_REQUIRED WORK_
Repeat the records below exactly, leaving out any pictures.

════════════════

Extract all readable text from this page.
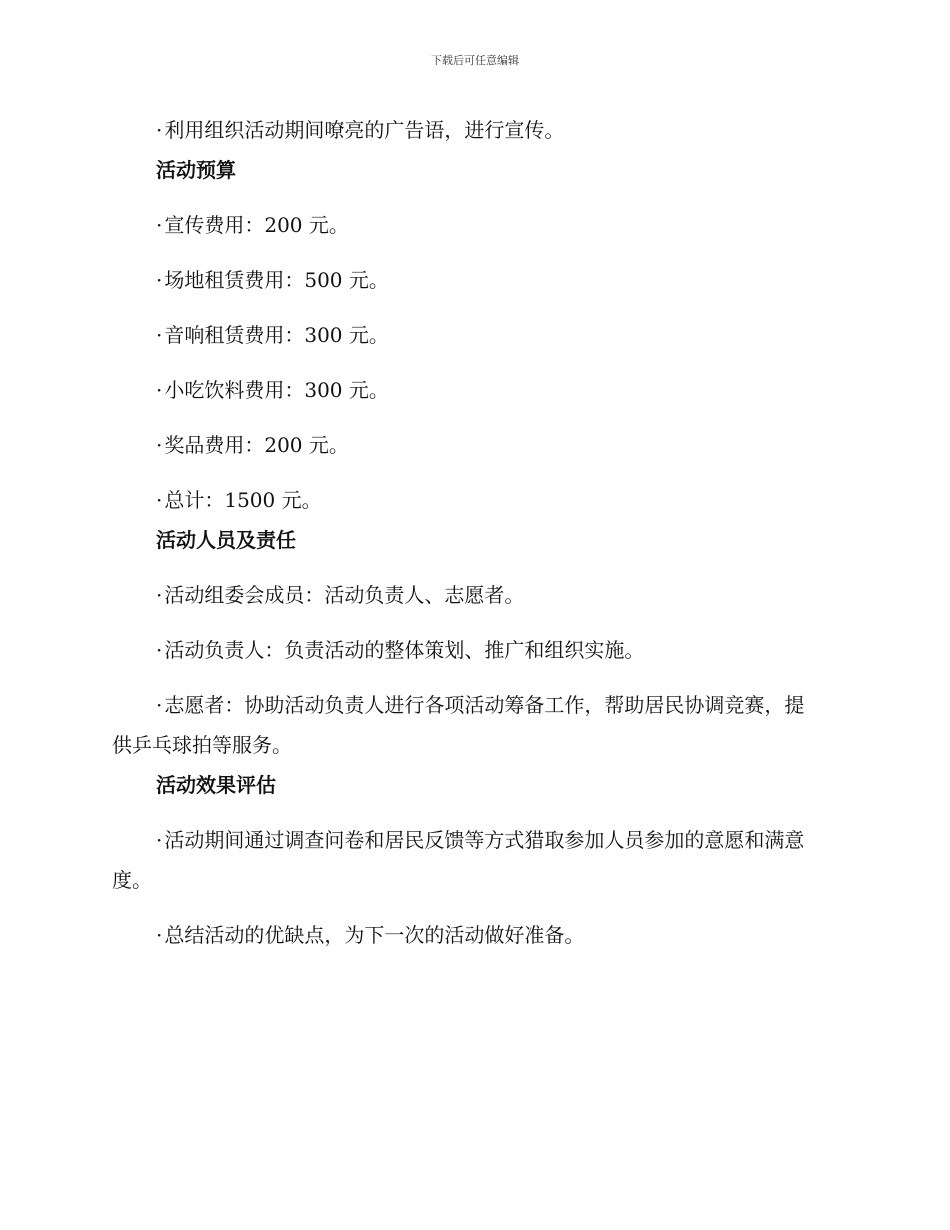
下载后可任意编辑

· 利用组织活动期间嘹亮的广告语，进行宣传。

活动预算

· 宣传费用：200 元。

· 场地租赁费用：500 元。

· 音响租赁费用：300 元。

· 小吃饮料费用：300 元。

· 奖品费用：200 元。

· 总计：1500 元。

活动人员及责任

· 活动组委会成员：活动负责人、志愿者。

· 活动负责人：负责活动的整体策划、推广和组织实施。

· 志愿者：协助活动负责人进行各项活动筹备工作，帮助居民协调竞赛，提供乒乓球拍等服务。

活动效果评估

· 活动期间通过调查问卷和居民反馈等方式猎取参加人员参加的意愿和满意度。

· 总结活动的优缺点，为下一次的活动做好准备。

════════════════

_TASK SOLUTION_
Extract all readable text from this page.
下载后可任意编辑

· 利用组织活动期间嘹亮的广告语，进行宣传。

活动预算

· 宣传费用：200 元。

· 场地租赁费用：500 元。

· 音响租赁费用：300 元。

· 小吃饮料费用：300 元。

· 奖品费用：200 元。

· 总计：1500 元。

活动人员及责任

· 活动组委会成员：活动负责人、志愿者。

· 活动负责人：负责活动的整体策划、推广和组织实施。

· 志愿者：协助活动负责人进行各项活动筹备工作，帮助居民协调竞赛，提供乒乓球拍等服务。

活动效果评估

· 活动期间通过调查问卷和居民反馈等方式猎取参加人员参加的意愿和满意度。

· 总结活动的优缺点，为下一次的活动做好准备。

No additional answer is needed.